▶ [CONSIGNES]
A – D'après le texte sur le chômage, pourquoi l'éclatement du système d'accompagnement vers l'emploi pose-t-il problème ? Répondez en une à trois phrases.
B – Renvoyez sans aucune modification les lignes placées après le texte sur le chômage, de la toute première jusqu'à celle qui contient "- menu-label: 隐私权限管理: [108, 333, 252, 361]", celle-ci comprise.

▶ [EXTRAIT CITÉ]
────────
Par Hervé Chapron
Ancien Directeur Général Adjoint de Pôle emploi
… Avant et après crise sanitaire, un chômage qui bat des records en France. Avant et après crise sanitaire, des PME et des ETI qui peinent à recruter dans les Territoires. Un pays résigné devant ce fléau qui depuis plus de 40 ans mine la société française, qui de guerre lasse banalise le phénomène. 8 % de chômeurs, 4 % de plus que l’Allemagne, finalement ce n’est pas si mal !
Ouvrons enfin les yeux. La lutte contre le chômage ne se résume pas au seul coût du travail ou à la seule faculté de licencier. Le coût du travail dans notre pays est équivalent voire inférieur à celui de ces proches voisins. Alors ?
Notre système d’accompagnement vers l’emploi est à bout de souffle. Son émiettement entre Pôle emploi et les centaines d’organismes présents dans nos Territoires entraîne une déperdition d’énergie et une explosion des coûts. 32 % des effectifs dédiés aux fonctions supports contre 24 % en Allemagne. Notre pays n’aura jamais consacré autant de moyens financiers et humains au service public de l’emploi qu’aujourd’hui. Les politiques de l’emploi avec plus de 100 milliards annuels sont la caricature d’une organisation jacobine, momifiée, celle d’une vision verticale de la société : de haut en bas, de Paris vers la province, des grands groupes vers les PME, de l’État vers les collectivités locales. Cette organisation est devenue aujourd’hui destructrice en termes économiques et donc d’emploi…
Il est temps de regarder la réalité en face. Il est temps de changer de modèle. Il est temps de faire preuve d’audace. L’heure est venue de remettre en cause certains dogmes… sans trembler !
Osons régionaliser les politiques de l’emploi. Osons individualiser l’indemnisation du chômage !
────────
▶ [LIGNES PRÉSENTÉES]
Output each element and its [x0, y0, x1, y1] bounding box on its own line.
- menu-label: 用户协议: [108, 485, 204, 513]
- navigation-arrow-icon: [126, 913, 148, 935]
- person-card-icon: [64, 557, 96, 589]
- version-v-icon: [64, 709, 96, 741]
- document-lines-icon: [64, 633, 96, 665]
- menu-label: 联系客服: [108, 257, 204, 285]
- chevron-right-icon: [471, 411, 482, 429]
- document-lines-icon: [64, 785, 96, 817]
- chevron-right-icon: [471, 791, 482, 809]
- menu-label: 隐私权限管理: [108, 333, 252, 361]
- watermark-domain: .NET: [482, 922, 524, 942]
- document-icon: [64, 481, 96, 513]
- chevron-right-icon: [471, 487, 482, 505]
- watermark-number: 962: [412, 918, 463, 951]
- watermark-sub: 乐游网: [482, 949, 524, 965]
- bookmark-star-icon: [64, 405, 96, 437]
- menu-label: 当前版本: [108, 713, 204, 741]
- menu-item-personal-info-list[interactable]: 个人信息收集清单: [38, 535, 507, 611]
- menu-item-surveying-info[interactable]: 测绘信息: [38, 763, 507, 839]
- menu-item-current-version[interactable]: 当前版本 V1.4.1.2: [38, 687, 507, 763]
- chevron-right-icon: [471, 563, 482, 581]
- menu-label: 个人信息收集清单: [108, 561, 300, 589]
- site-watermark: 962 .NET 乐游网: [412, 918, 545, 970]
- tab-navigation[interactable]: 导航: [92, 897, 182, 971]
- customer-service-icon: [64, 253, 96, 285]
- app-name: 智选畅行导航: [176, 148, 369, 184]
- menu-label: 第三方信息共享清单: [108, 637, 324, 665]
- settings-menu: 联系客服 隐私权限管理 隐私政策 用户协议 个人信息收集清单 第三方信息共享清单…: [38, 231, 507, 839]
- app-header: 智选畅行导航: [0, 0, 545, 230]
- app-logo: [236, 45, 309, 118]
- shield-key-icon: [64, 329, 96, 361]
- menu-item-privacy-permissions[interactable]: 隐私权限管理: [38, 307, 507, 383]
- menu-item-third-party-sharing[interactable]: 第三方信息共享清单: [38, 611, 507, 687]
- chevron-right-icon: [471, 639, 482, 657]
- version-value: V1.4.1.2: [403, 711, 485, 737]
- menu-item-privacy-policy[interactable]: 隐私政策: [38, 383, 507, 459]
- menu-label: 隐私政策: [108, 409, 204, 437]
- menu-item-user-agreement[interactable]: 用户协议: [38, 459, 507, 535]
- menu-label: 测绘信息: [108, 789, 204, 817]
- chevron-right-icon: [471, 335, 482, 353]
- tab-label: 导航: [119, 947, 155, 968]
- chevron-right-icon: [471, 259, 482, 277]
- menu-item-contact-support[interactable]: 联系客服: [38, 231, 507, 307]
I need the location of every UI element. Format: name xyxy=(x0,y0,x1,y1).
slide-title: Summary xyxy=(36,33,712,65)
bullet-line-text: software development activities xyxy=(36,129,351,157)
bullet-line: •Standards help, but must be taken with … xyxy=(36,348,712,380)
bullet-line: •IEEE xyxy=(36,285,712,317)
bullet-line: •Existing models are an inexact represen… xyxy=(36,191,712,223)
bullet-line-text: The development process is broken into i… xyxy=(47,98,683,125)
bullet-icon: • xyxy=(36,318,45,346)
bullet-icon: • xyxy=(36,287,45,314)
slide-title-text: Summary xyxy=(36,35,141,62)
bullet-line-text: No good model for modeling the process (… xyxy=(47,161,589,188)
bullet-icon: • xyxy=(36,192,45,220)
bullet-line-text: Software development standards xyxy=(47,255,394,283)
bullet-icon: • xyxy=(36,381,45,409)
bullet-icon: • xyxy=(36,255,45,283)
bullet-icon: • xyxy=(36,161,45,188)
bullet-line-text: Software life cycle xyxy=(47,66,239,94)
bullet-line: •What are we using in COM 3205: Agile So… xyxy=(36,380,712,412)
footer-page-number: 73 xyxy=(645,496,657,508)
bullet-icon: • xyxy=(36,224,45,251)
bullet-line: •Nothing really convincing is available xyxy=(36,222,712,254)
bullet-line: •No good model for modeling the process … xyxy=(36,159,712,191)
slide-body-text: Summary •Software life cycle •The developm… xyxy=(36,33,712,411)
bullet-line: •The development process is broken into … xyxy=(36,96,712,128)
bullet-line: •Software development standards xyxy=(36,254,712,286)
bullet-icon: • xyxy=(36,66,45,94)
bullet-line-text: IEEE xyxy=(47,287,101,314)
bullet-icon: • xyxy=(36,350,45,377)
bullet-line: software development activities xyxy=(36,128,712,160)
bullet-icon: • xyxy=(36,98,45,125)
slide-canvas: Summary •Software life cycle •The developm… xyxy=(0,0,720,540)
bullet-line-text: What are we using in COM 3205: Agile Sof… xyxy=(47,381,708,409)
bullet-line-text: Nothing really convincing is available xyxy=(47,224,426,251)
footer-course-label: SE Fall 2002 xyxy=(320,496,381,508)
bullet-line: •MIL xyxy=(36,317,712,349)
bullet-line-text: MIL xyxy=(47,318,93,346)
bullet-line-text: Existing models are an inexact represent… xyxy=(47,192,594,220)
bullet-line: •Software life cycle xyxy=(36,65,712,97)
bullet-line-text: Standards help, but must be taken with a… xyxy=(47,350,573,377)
────────
▶ [CORRIGÉS COMPLETS]
A – Le système est émietté entre Pôle emploi et des centaines d'organismes présents dans les Territoires. Cet émiettement entraîne une déperdition d'énergie et une explosion des coûts, avec 32 % des effectifs consacrés aux fonctions supports contre 24 % en Allemagne.

B –
Output each element and its [x0, y0, x1, y1] bounding box on its own line.
- menu-label: 用户协议: [108, 485, 204, 513]
- navigation-arrow-icon: [126, 913, 148, 935]
- person-card-icon: [64, 557, 96, 589]
- version-v-icon: [64, 709, 96, 741]
- document-lines-icon: [64, 633, 96, 665]
- menu-label: 联系客服: [108, 257, 204, 285]
- chevron-right-icon: [471, 411, 482, 429]
- document-lines-icon: [64, 785, 96, 817]
- chevron-right-icon: [471, 791, 482, 809]
- menu-label: 隐私权限管理: [108, 333, 252, 361]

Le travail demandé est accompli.